## Objective
Leaving out all images, write out the records that follow exactly.

>> Begin

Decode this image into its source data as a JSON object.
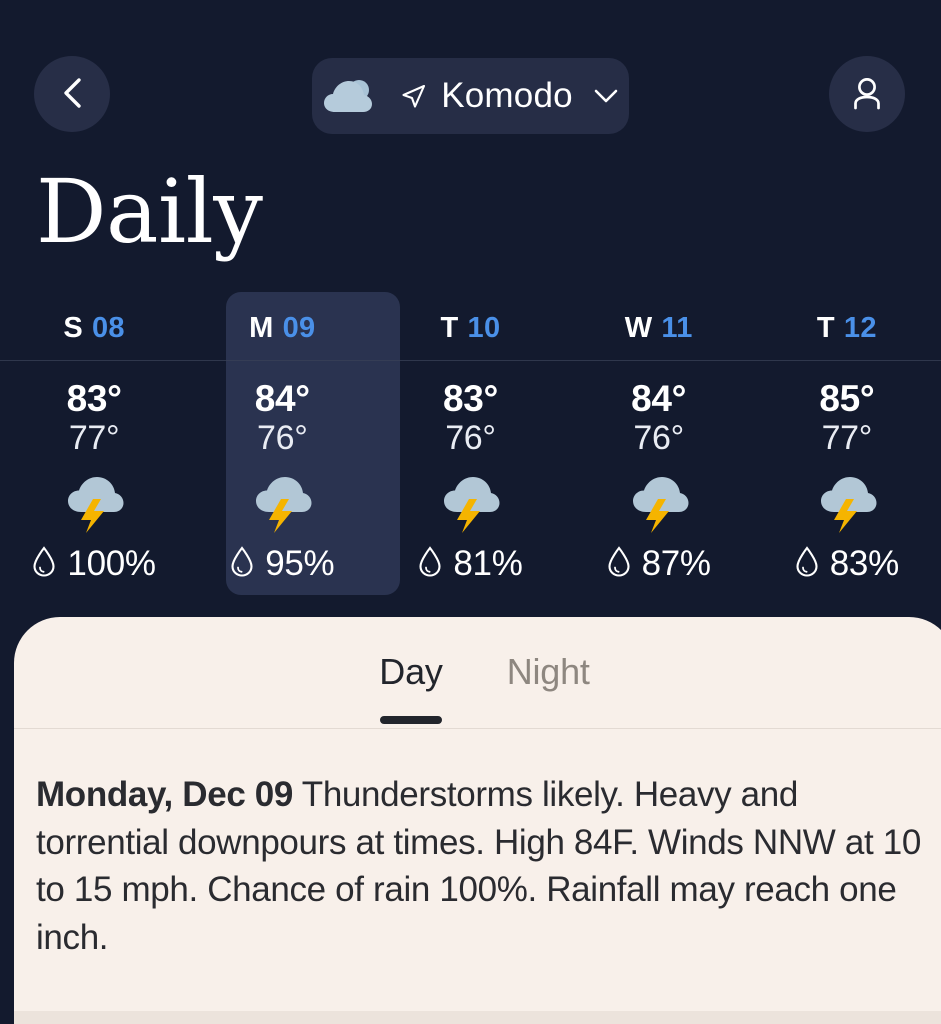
{
  "app": {
    "background_color": "#131a2e",
    "accent_blue": "#4a90e8",
    "sheet_color": "#f8f0ea"
  },
  "header": {
    "back_icon": "chevron-left-icon",
    "profile_icon": "person-icon",
    "location": {
      "weather_icon": "cloud-icon",
      "gps_icon": "navigation-arrow-icon",
      "name": "Komodo",
      "chevron_icon": "chevron-down-icon"
    }
  },
  "page_title": "Daily",
  "days": [
    {
      "letter": "S",
      "date": "08",
      "high": "83°",
      "low": "77°",
      "condition_icon": "thunderstorm-icon",
      "precip_icon": "water-drop-icon",
      "precip": "100%",
      "selected": false
    },
    {
      "letter": "M",
      "date": "09",
      "high": "84°",
      "low": "76°",
      "condition_icon": "thunderstorm-icon",
      "precip_icon": "water-drop-icon",
      "precip": "95%",
      "selected": true
    },
    {
      "letter": "T",
      "date": "10",
      "high": "83°",
      "low": "76°",
      "condition_icon": "thunderstorm-icon",
      "precip_icon": "water-drop-icon",
      "precip": "81%",
      "selected": false
    },
    {
      "letter": "W",
      "date": "11",
      "high": "84°",
      "low": "76°",
      "condition_icon": "thunderstorm-icon",
      "precip_icon": "water-drop-icon",
      "precip": "87%",
      "selected": false
    },
    {
      "letter": "T",
      "date": "12",
      "high": "85°",
      "low": "77°",
      "condition_icon": "thunderstorm-icon",
      "precip_icon": "water-drop-icon",
      "precip": "83%",
      "selected": false
    }
  ],
  "detail": {
    "tabs": [
      {
        "label": "Day",
        "active": true
      },
      {
        "label": "Night",
        "active": false
      }
    ],
    "forecast_date": "Monday, Dec 09",
    "forecast_text": " Thunderstorms likely. Heavy and torrential downpours at times. High 84F. Winds NNW at 10 to 15 mph. Chance of rain 100%. Rainfall may reach one inch."
  }
}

>> End

## Worked answer
Decode this image into its source data as a JSON object.
{
  "app": {
    "background_color": "#131a2e",
    "accent_blue": "#4a90e8",
    "sheet_color": "#f8f0ea"
  },
  "header": {
    "back_icon": "chevron-left-icon",
    "profile_icon": "person-icon",
    "location": {
      "weather_icon": "cloud-icon",
      "gps_icon": "navigation-arrow-icon",
      "name": "Komodo",
      "chevron_icon": "chevron-down-icon"
    }
  },
  "page_title": "Daily",
  "days": [
    {
      "letter": "S",
      "date": "08",
      "high": "83°",
      "low": "77°",
      "condition_icon": "thunderstorm-icon",
      "precip_icon": "water-drop-icon",
      "precip": "100%",
      "selected": false
    },
    {
      "letter": "M",
      "date": "09",
      "high": "84°",
      "low": "76°",
      "condition_icon": "thunderstorm-icon",
      "precip_icon": "water-drop-icon",
      "precip": "95%",
      "selected": true
    },
    {
      "letter": "T",
      "date": "10",
      "high": "83°",
      "low": "76°",
      "condition_icon": "thunderstorm-icon",
      "precip_icon": "water-drop-icon",
      "precip": "81%",
      "selected": false
    },
    {
      "letter": "W",
      "date": "11",
      "high": "84°",
      "low": "76°",
      "condition_icon": "thunderstorm-icon",
      "precip_icon": "water-drop-icon",
      "precip": "87%",
      "selected": false
    },
    {
      "letter": "T",
      "date": "12",
      "high": "85°",
      "low": "77°",
      "condition_icon": "thunderstorm-icon",
      "precip_icon": "water-drop-icon",
      "precip": "83%",
      "selected": false
    }
  ],
  "detail": {
    "tabs": [
      {
        "label": "Day",
        "active": true
      },
      {
        "label": "Night",
        "active": false
      }
    ],
    "forecast_date": "Monday, Dec 09",
    "forecast_text": " Thunderstorms likely. Heavy and torrential downpours at times. High 84F. Winds NNW at 10 to 15 mph. Chance of rain 100%. Rainfall may reach one inch."
  }
}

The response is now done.